* **WHAT YOU HAVE TO DO**: Copy all of the material exactly. Pictures are not to appear in the copy.

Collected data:
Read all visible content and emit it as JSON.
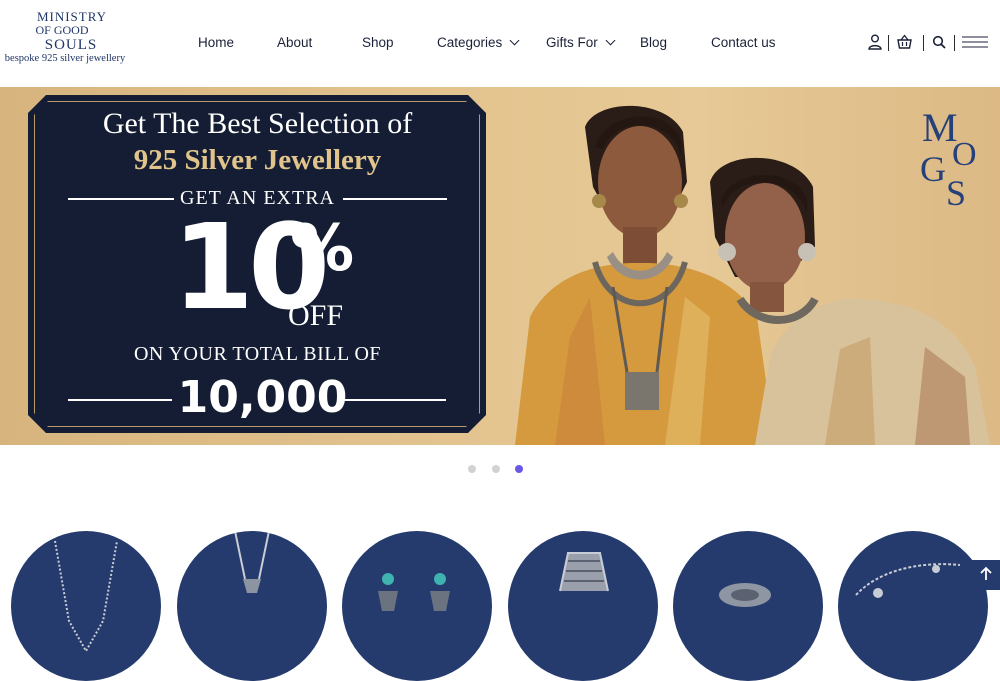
{
  "brand": {
    "line1": "MINISTRY",
    "line2": "OF GOOD",
    "line3": "SOULS",
    "tagline": "bespoke 925 silver jewellery"
  },
  "nav": {
    "items": [
      {
        "label": "Home"
      },
      {
        "label": "About"
      },
      {
        "label": "Shop"
      },
      {
        "label": "Categories"
      },
      {
        "label": "Gifts For"
      },
      {
        "label": "Blog"
      },
      {
        "label": "Contact us"
      }
    ]
  },
  "header_icons": [
    "user-icon",
    "basket-icon",
    "search-icon",
    "menu-icon"
  ],
  "banner": {
    "headline": "Get The Best Selection of",
    "subheadline": "925 Silver Jewellery",
    "extra": "GET AN EXTRA",
    "discount": "10",
    "percent": "%",
    "off": "OFF",
    "condition": "ON YOUR TOTAL BILL OF",
    "amount": "10,000",
    "monogram": "MOGS"
  },
  "carousel": {
    "slides": 3,
    "active_index": 3
  },
  "categories": [
    {
      "icon": "necklace-icon"
    },
    {
      "icon": "pendant-icon"
    },
    {
      "icon": "earrings-icon"
    },
    {
      "icon": "bangle-icon"
    },
    {
      "icon": "ring-icon"
    },
    {
      "icon": "anklet-icon"
    }
  ],
  "colors": {
    "navy": "#253b6e",
    "offer_bg": "#141d33",
    "gold_text": "#e0c48b",
    "active_dot": "#6b57e6"
  }
}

* **THE OUTPUT**:
Read all visible content and emit it as JSON.
{
  "brand": {
    "line1": "MINISTRY",
    "line2": "OF GOOD",
    "line3": "SOULS",
    "tagline": "bespoke 925 silver jewellery"
  },
  "nav": {
    "items": [
      {
        "label": "Home"
      },
      {
        "label": "About"
      },
      {
        "label": "Shop"
      },
      {
        "label": "Categories"
      },
      {
        "label": "Gifts For"
      },
      {
        "label": "Blog"
      },
      {
        "label": "Contact us"
      }
    ]
  },
  "header_icons": [
    "user-icon",
    "basket-icon",
    "search-icon",
    "menu-icon"
  ],
  "banner": {
    "headline": "Get The Best Selection of",
    "subheadline": "925 Silver Jewellery",
    "extra": "GET AN EXTRA",
    "discount": "10",
    "percent": "%",
    "off": "OFF",
    "condition": "ON YOUR TOTAL BILL OF",
    "amount": "10,000",
    "monogram": "MOGS"
  },
  "carousel": {
    "slides": 3,
    "active_index": 3
  },
  "categories": [
    {
      "icon": "necklace-icon"
    },
    {
      "icon": "pendant-icon"
    },
    {
      "icon": "earrings-icon"
    },
    {
      "icon": "bangle-icon"
    },
    {
      "icon": "ring-icon"
    },
    {
      "icon": "anklet-icon"
    }
  ],
  "colors": {
    "navy": "#253b6e",
    "offer_bg": "#141d33",
    "gold_text": "#e0c48b",
    "active_dot": "#6b57e6"
  }
}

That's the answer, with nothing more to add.